Task goal: Pictures aside, quote the whole listing exactly.

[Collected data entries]

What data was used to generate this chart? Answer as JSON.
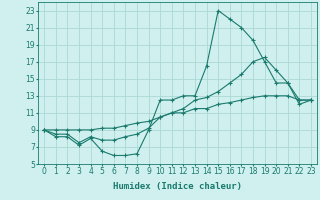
{
  "title": "",
  "xlabel": "Humidex (Indice chaleur)",
  "background_color": "#cff0ee",
  "grid_color": "#aad8d2",
  "line_color": "#1a7a6e",
  "ylim": [
    5,
    24
  ],
  "xlim": [
    -0.5,
    23.5
  ],
  "yticks": [
    5,
    7,
    9,
    11,
    13,
    15,
    17,
    19,
    21,
    23
  ],
  "xticks": [
    0,
    1,
    2,
    3,
    4,
    5,
    6,
    7,
    8,
    9,
    10,
    11,
    12,
    13,
    14,
    15,
    16,
    17,
    18,
    19,
    20,
    21,
    22,
    23
  ],
  "series1_x": [
    0,
    1,
    2,
    3,
    4,
    5,
    6,
    7,
    8,
    9,
    10,
    11,
    12,
    13,
    14,
    15,
    16,
    17,
    18,
    19,
    20,
    21,
    22,
    23
  ],
  "series1_y": [
    9.0,
    8.2,
    8.2,
    7.2,
    8.0,
    6.5,
    6.0,
    6.0,
    6.2,
    9.0,
    12.5,
    12.5,
    13.0,
    13.0,
    16.5,
    23.0,
    22.0,
    21.0,
    19.5,
    17.0,
    14.5,
    14.5,
    12.0,
    12.5
  ],
  "series2_x": [
    0,
    1,
    2,
    3,
    4,
    5,
    6,
    7,
    8,
    9,
    10,
    11,
    12,
    13,
    14,
    15,
    16,
    17,
    18,
    19,
    20,
    21,
    22,
    23
  ],
  "series2_y": [
    9.0,
    8.5,
    8.5,
    7.5,
    8.2,
    7.8,
    7.8,
    8.2,
    8.5,
    9.2,
    10.5,
    11.0,
    11.5,
    12.5,
    12.8,
    13.5,
    14.5,
    15.5,
    17.0,
    17.5,
    16.0,
    14.5,
    12.5,
    12.5
  ],
  "series3_x": [
    0,
    1,
    2,
    3,
    4,
    5,
    6,
    7,
    8,
    9,
    10,
    11,
    12,
    13,
    14,
    15,
    16,
    17,
    18,
    19,
    20,
    21,
    22,
    23
  ],
  "series3_y": [
    9.0,
    9.0,
    9.0,
    9.0,
    9.0,
    9.2,
    9.2,
    9.5,
    9.8,
    10.0,
    10.5,
    11.0,
    11.0,
    11.5,
    11.5,
    12.0,
    12.2,
    12.5,
    12.8,
    13.0,
    13.0,
    13.0,
    12.5,
    12.5
  ]
}
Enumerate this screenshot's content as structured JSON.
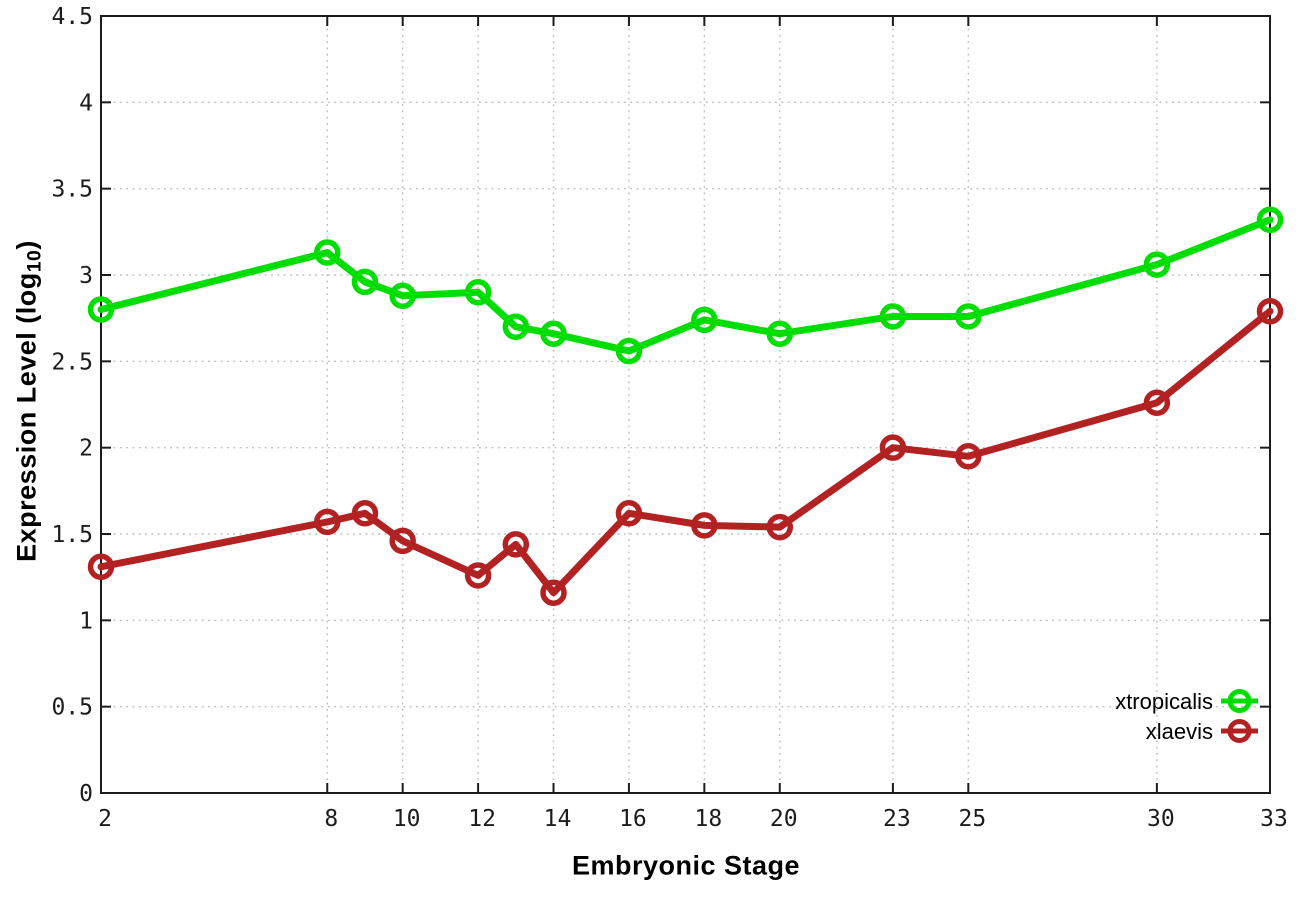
{
  "figure": {
    "background": "#ffffff",
    "border_color": "#1c1c1c",
    "grid_color": "#bdbdbd",
    "tick_label_color": "#1c1c1c"
  },
  "axes": {
    "x_title": "Embryonic Stage",
    "y_title_main": "Expression Level (log",
    "y_title_sub": "10",
    "y_title_end": ")",
    "x_tick_labels": [
      "2",
      "8",
      "10",
      "12",
      "14",
      "16",
      "18",
      "20",
      "23",
      "25",
      "30",
      "33"
    ],
    "y_tick_labels": [
      "0",
      "0.5",
      "1",
      "1.5",
      "2",
      "2.5",
      "3",
      "3.5",
      "4",
      "4.5"
    ]
  },
  "chart_data": {
    "type": "line",
    "title": "",
    "xlabel": "Embryonic Stage",
    "ylabel": "Expression Level (log10)",
    "x": [
      2,
      8,
      9,
      10,
      12,
      13,
      14,
      16,
      18,
      20,
      23,
      25,
      30,
      33
    ],
    "series": [
      {
        "name": "xtropicalis",
        "color": "#00dd00",
        "values": [
          2.8,
          3.13,
          2.96,
          2.88,
          2.9,
          2.7,
          2.66,
          2.56,
          2.74,
          2.66,
          2.76,
          2.76,
          3.06,
          3.32
        ]
      },
      {
        "name": "xlaevis",
        "color": "#b22222",
        "values": [
          1.31,
          1.57,
          1.62,
          1.46,
          1.26,
          1.44,
          1.16,
          1.62,
          1.55,
          1.54,
          2.0,
          1.95,
          2.26,
          2.79
        ]
      }
    ],
    "xlim": [
      2,
      33
    ],
    "ylim": [
      0,
      4.5
    ],
    "xticks": [
      2,
      8,
      10,
      12,
      14,
      16,
      18,
      20,
      23,
      25,
      30,
      33
    ],
    "yticks": [
      0,
      0.5,
      1,
      1.5,
      2,
      2.5,
      3,
      3.5,
      4,
      4.5
    ],
    "grid": true,
    "marker": "open-circle",
    "legend_position": "inside-bottom-right"
  }
}
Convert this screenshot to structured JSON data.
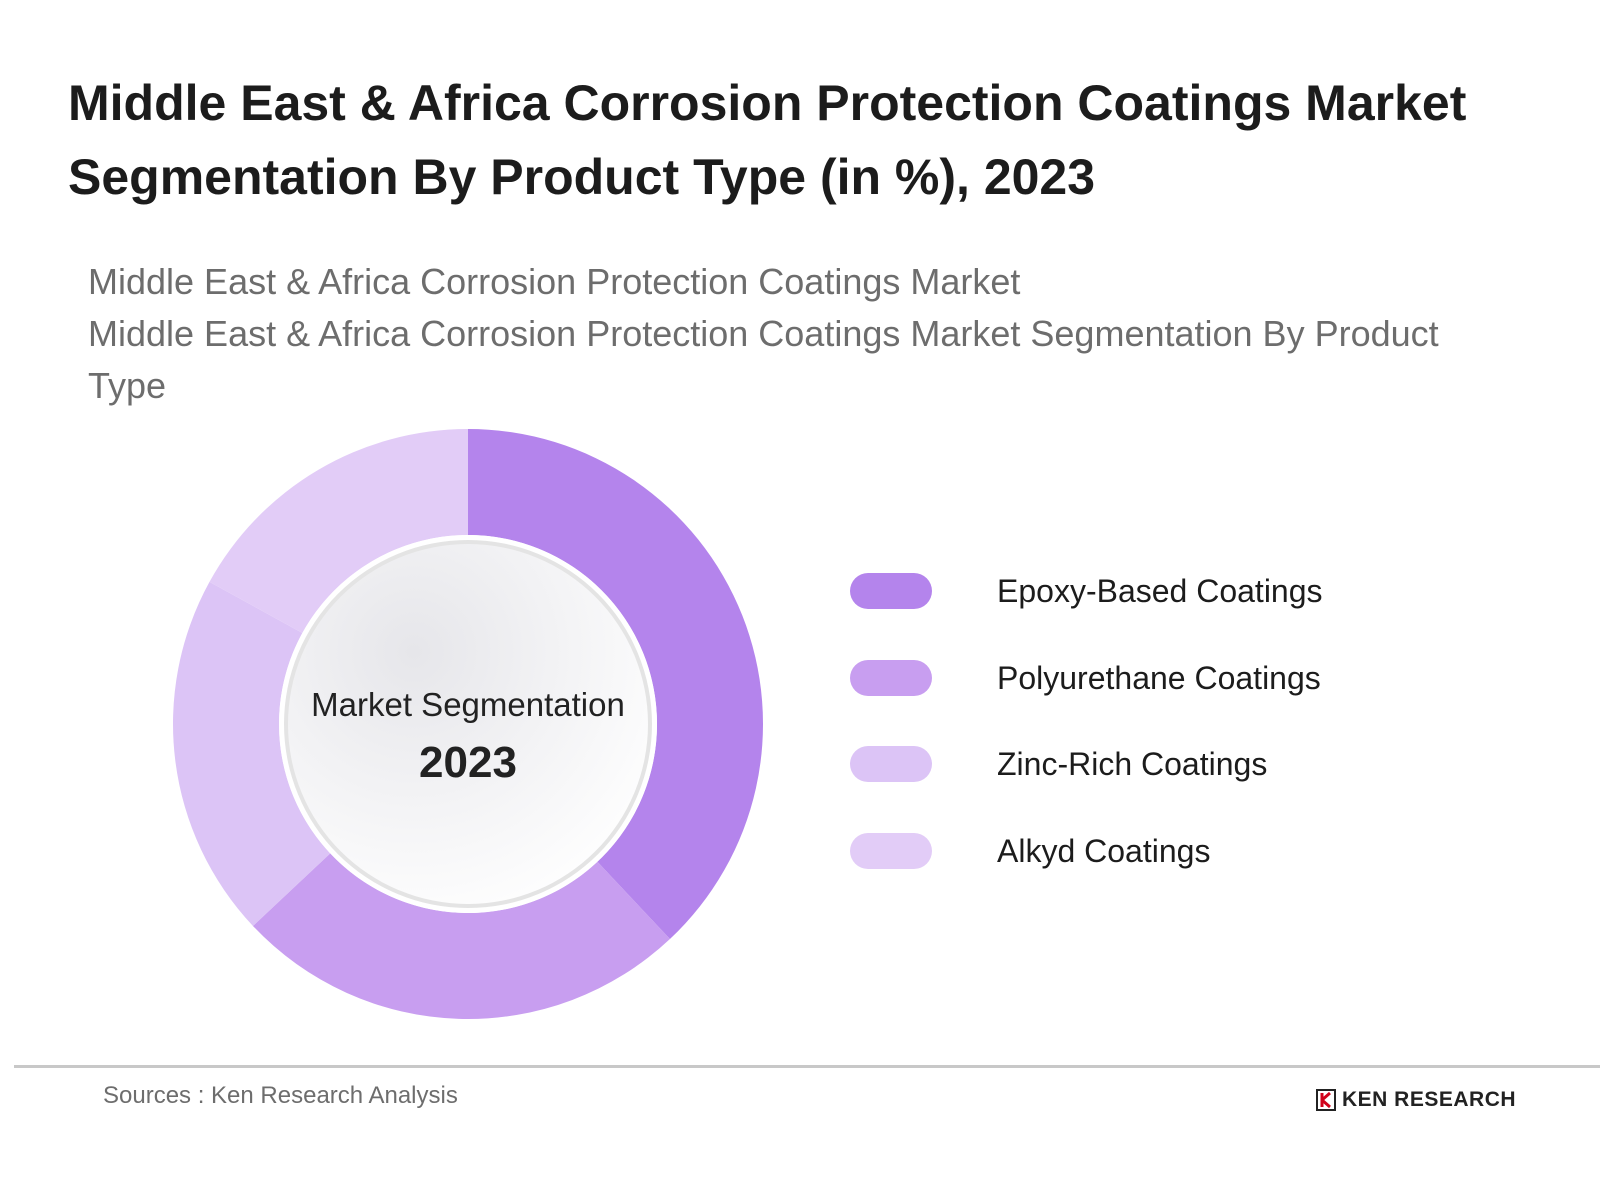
{
  "title": "Middle East & Africa Corrosion Protection Coatings Market Segmentation By Product Type (in %), 2023",
  "subtitle_lines": [
    "Middle East & Africa Corrosion Protection Coatings Market",
    "Middle East & Africa Corrosion Protection Coatings Market Segmentation By Product Type"
  ],
  "center": {
    "label": "Market Segmentation",
    "year": "2023"
  },
  "chart_data": {
    "type": "pie",
    "variant": "donut",
    "categories": [
      "Epoxy-Based Coatings",
      "Polyurethane Coatings",
      "Zinc-Rich Coatings",
      "Alkyd Coatings"
    ],
    "values": [
      38,
      25,
      20,
      17
    ],
    "colors": [
      "#b484ec",
      "#c89ef0",
      "#dcc4f6",
      "#e2ccf7"
    ],
    "legend_position": "right"
  },
  "footer": {
    "source": "Sources : Ken Research Analysis",
    "logo_text": "KEN RESEARCH"
  }
}
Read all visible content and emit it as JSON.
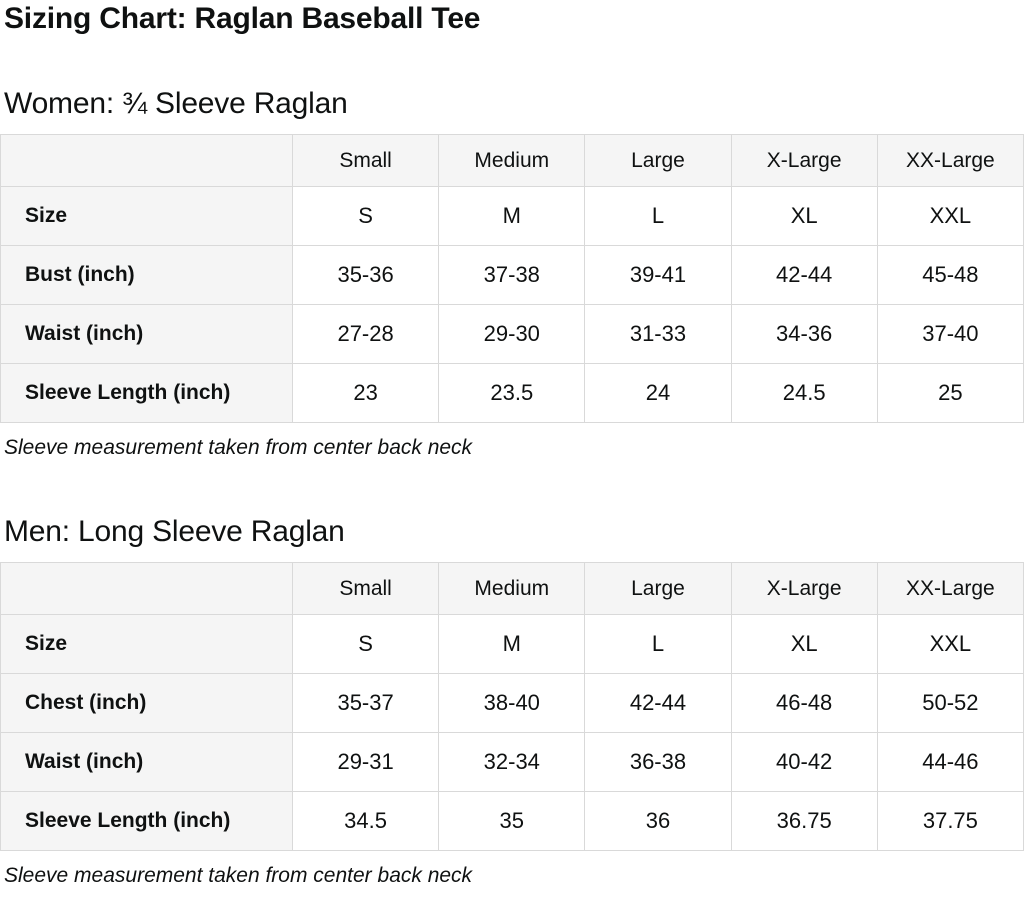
{
  "page": {
    "title": "Sizing Chart: Raglan Baseball Tee"
  },
  "colors": {
    "cell_background": "#f5f5f5",
    "border": "#d9d9d9",
    "text": "#0f1111"
  },
  "sections": [
    {
      "heading": "Women: ¾ Sleeve Raglan",
      "note": "Sleeve measurement taken from center back neck",
      "table": {
        "columns": [
          "",
          "Small",
          "Medium",
          "Large",
          "X-Large",
          "XX-Large"
        ],
        "rows": [
          {
            "label": "Size",
            "values": [
              "S",
              "M",
              "L",
              "XL",
              "XXL"
            ]
          },
          {
            "label": "Bust (inch)",
            "values": [
              "35-36",
              "37-38",
              "39-41",
              "42-44",
              "45-48"
            ]
          },
          {
            "label": "Waist (inch)",
            "values": [
              "27-28",
              "29-30",
              "31-33",
              "34-36",
              "37-40"
            ]
          },
          {
            "label": "Sleeve Length (inch)",
            "values": [
              "23",
              "23.5",
              "24",
              "24.5",
              "25"
            ]
          }
        ]
      }
    },
    {
      "heading": "Men: Long Sleeve Raglan",
      "note": "Sleeve measurement taken from center back neck",
      "table": {
        "columns": [
          "",
          "Small",
          "Medium",
          "Large",
          "X-Large",
          "XX-Large"
        ],
        "rows": [
          {
            "label": "Size",
            "values": [
              "S",
              "M",
              "L",
              "XL",
              "XXL"
            ]
          },
          {
            "label": "Chest (inch)",
            "values": [
              "35-37",
              "38-40",
              "42-44",
              "46-48",
              "50-52"
            ]
          },
          {
            "label": "Waist (inch)",
            "values": [
              "29-31",
              "32-34",
              "36-38",
              "40-42",
              "44-46"
            ]
          },
          {
            "label": "Sleeve Length (inch)",
            "values": [
              "34.5",
              "35",
              "36",
              "36.75",
              "37.75"
            ]
          }
        ]
      }
    }
  ]
}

Solution to the exercise:
What data was used to generate this chart? Answer as JSON.
{
  "title": "",
  "xlabel": "Humidex (Indice chaleur)",
  "background_color": "#cff0ee",
  "grid_color": "#aad8d2",
  "line_color": "#1a7a6e",
  "ylim": [
    5,
    24
  ],
  "xlim": [
    -0.5,
    23.5
  ],
  "yticks": [
    5,
    7,
    9,
    11,
    13,
    15,
    17,
    19,
    21,
    23
  ],
  "xticks": [
    0,
    1,
    2,
    3,
    4,
    5,
    6,
    7,
    8,
    9,
    10,
    11,
    12,
    13,
    14,
    15,
    16,
    17,
    18,
    19,
    20,
    21,
    22,
    23
  ],
  "series1_x": [
    0,
    1,
    2,
    3,
    4,
    5,
    6,
    7,
    8,
    9,
    10,
    11,
    12,
    13,
    14,
    15,
    16,
    17,
    18,
    19,
    20,
    21,
    22,
    23
  ],
  "series1_y": [
    9.0,
    8.2,
    8.2,
    7.2,
    8.0,
    6.5,
    6.0,
    6.0,
    6.2,
    9.0,
    12.5,
    12.5,
    13.0,
    13.0,
    16.5,
    23.0,
    22.0,
    21.0,
    19.5,
    17.0,
    14.5,
    14.5,
    12.0,
    12.5
  ],
  "series2_x": [
    0,
    1,
    2,
    3,
    4,
    5,
    6,
    7,
    8,
    9,
    10,
    11,
    12,
    13,
    14,
    15,
    16,
    17,
    18,
    19,
    20,
    21,
    22,
    23
  ],
  "series2_y": [
    9.0,
    8.5,
    8.5,
    7.5,
    8.2,
    7.8,
    7.8,
    8.2,
    8.5,
    9.2,
    10.5,
    11.0,
    11.5,
    12.5,
    12.8,
    13.5,
    14.5,
    15.5,
    17.0,
    17.5,
    16.0,
    14.5,
    12.5,
    12.5
  ],
  "series3_x": [
    0,
    1,
    2,
    3,
    4,
    5,
    6,
    7,
    8,
    9,
    10,
    11,
    12,
    13,
    14,
    15,
    16,
    17,
    18,
    19,
    20,
    21,
    22,
    23
  ],
  "series3_y": [
    9.0,
    9.0,
    9.0,
    9.0,
    9.0,
    9.2,
    9.2,
    9.5,
    9.8,
    10.0,
    10.5,
    11.0,
    11.0,
    11.5,
    11.5,
    12.0,
    12.2,
    12.5,
    12.8,
    13.0,
    13.0,
    13.0,
    12.5,
    12.5
  ]
}
Enumerate this screenshot's content as structured JSON.
{
  "figure": {
    "background": "#ffffff",
    "border_color": "#1c1c1c",
    "grid_color": "#bdbdbd",
    "tick_label_color": "#1c1c1c"
  },
  "axes": {
    "x_title": "Embryonic Stage",
    "y_title_main": "Expression Level (log",
    "y_title_sub": "10",
    "y_title_end": ")",
    "x_tick_labels": [
      "2",
      "8",
      "10",
      "12",
      "14",
      "16",
      "18",
      "20",
      "23",
      "25",
      "30",
      "33"
    ],
    "y_tick_labels": [
      "0",
      "0.5",
      "1",
      "1.5",
      "2",
      "2.5",
      "3",
      "3.5",
      "4",
      "4.5"
    ]
  },
  "chart_data": {
    "type": "line",
    "title": "",
    "xlabel": "Embryonic Stage",
    "ylabel": "Expression Level (log10)",
    "x": [
      2,
      8,
      9,
      10,
      12,
      13,
      14,
      16,
      18,
      20,
      23,
      25,
      30,
      33
    ],
    "series": [
      {
        "name": "xtropicalis",
        "color": "#00dd00",
        "values": [
          2.8,
          3.13,
          2.96,
          2.88,
          2.9,
          2.7,
          2.66,
          2.56,
          2.74,
          2.66,
          2.76,
          2.76,
          3.06,
          3.32
        ]
      },
      {
        "name": "xlaevis",
        "color": "#b22222",
        "values": [
          1.31,
          1.57,
          1.62,
          1.46,
          1.26,
          1.44,
          1.16,
          1.62,
          1.55,
          1.54,
          2.0,
          1.95,
          2.26,
          2.79
        ]
      }
    ],
    "xlim": [
      2,
      33
    ],
    "ylim": [
      0,
      4.5
    ],
    "xticks": [
      2,
      8,
      10,
      12,
      14,
      16,
      18,
      20,
      23,
      25,
      30,
      33
    ],
    "yticks": [
      0,
      0.5,
      1,
      1.5,
      2,
      2.5,
      3,
      3.5,
      4,
      4.5
    ],
    "grid": true,
    "marker": "open-circle",
    "legend_position": "inside-bottom-right"
  }
}
Convert this screenshot to structured JSON data.
{
  "title": "Middle East & Africa Corrosion Protection Coatings Market Segmentation By Product Type (in %), 2023",
  "subtitle_lines": [
    "Middle East & Africa Corrosion Protection Coatings Market",
    "Middle East & Africa Corrosion Protection Coatings Market Segmentation By Product Type"
  ],
  "center": {
    "label": "Market Segmentation",
    "year": "2023"
  },
  "chart_data": {
    "type": "pie",
    "variant": "donut",
    "categories": [
      "Epoxy-Based Coatings",
      "Polyurethane Coatings",
      "Zinc-Rich Coatings",
      "Alkyd Coatings"
    ],
    "values": [
      38,
      25,
      20,
      17
    ],
    "colors": [
      "#b484ec",
      "#c89ef0",
      "#dcc4f6",
      "#e2ccf7"
    ],
    "legend_position": "right"
  },
  "footer": {
    "source": "Sources : Ken Research Analysis",
    "logo_text": "KEN RESEARCH"
  }
}
Read all visible content and emit it as JSON.
{
  "page": {
    "title": "Sizing Chart: Raglan Baseball Tee"
  },
  "colors": {
    "cell_background": "#f5f5f5",
    "border": "#d9d9d9",
    "text": "#0f1111"
  },
  "sections": [
    {
      "heading": "Women: ¾ Sleeve Raglan",
      "note": "Sleeve measurement taken from center back neck",
      "table": {
        "columns": [
          "",
          "Small",
          "Medium",
          "Large",
          "X-Large",
          "XX-Large"
        ],
        "rows": [
          {
            "label": "Size",
            "values": [
              "S",
              "M",
              "L",
              "XL",
              "XXL"
            ]
          },
          {
            "label": "Bust (inch)",
            "values": [
              "35-36",
              "37-38",
              "39-41",
              "42-44",
              "45-48"
            ]
          },
          {
            "label": "Waist (inch)",
            "values": [
              "27-28",
              "29-30",
              "31-33",
              "34-36",
              "37-40"
            ]
          },
          {
            "label": "Sleeve Length (inch)",
            "values": [
              "23",
              "23.5",
              "24",
              "24.5",
              "25"
            ]
          }
        ]
      }
    },
    {
      "heading": "Men: Long Sleeve Raglan",
      "note": "Sleeve measurement taken from center back neck",
      "table": {
        "columns": [
          "",
          "Small",
          "Medium",
          "Large",
          "X-Large",
          "XX-Large"
        ],
        "rows": [
          {
            "label": "Size",
            "values": [
              "S",
              "M",
              "L",
              "XL",
              "XXL"
            ]
          },
          {
            "label": "Chest (inch)",
            "values": [
              "35-37",
              "38-40",
              "42-44",
              "46-48",
              "50-52"
            ]
          },
          {
            "label": "Waist (inch)",
            "values": [
              "29-31",
              "32-34",
              "36-38",
              "40-42",
              "44-46"
            ]
          },
          {
            "label": "Sleeve Length (inch)",
            "values": [
              "34.5",
              "35",
              "36",
              "36.75",
              "37.75"
            ]
          }
        ]
      }
    }
  ]
}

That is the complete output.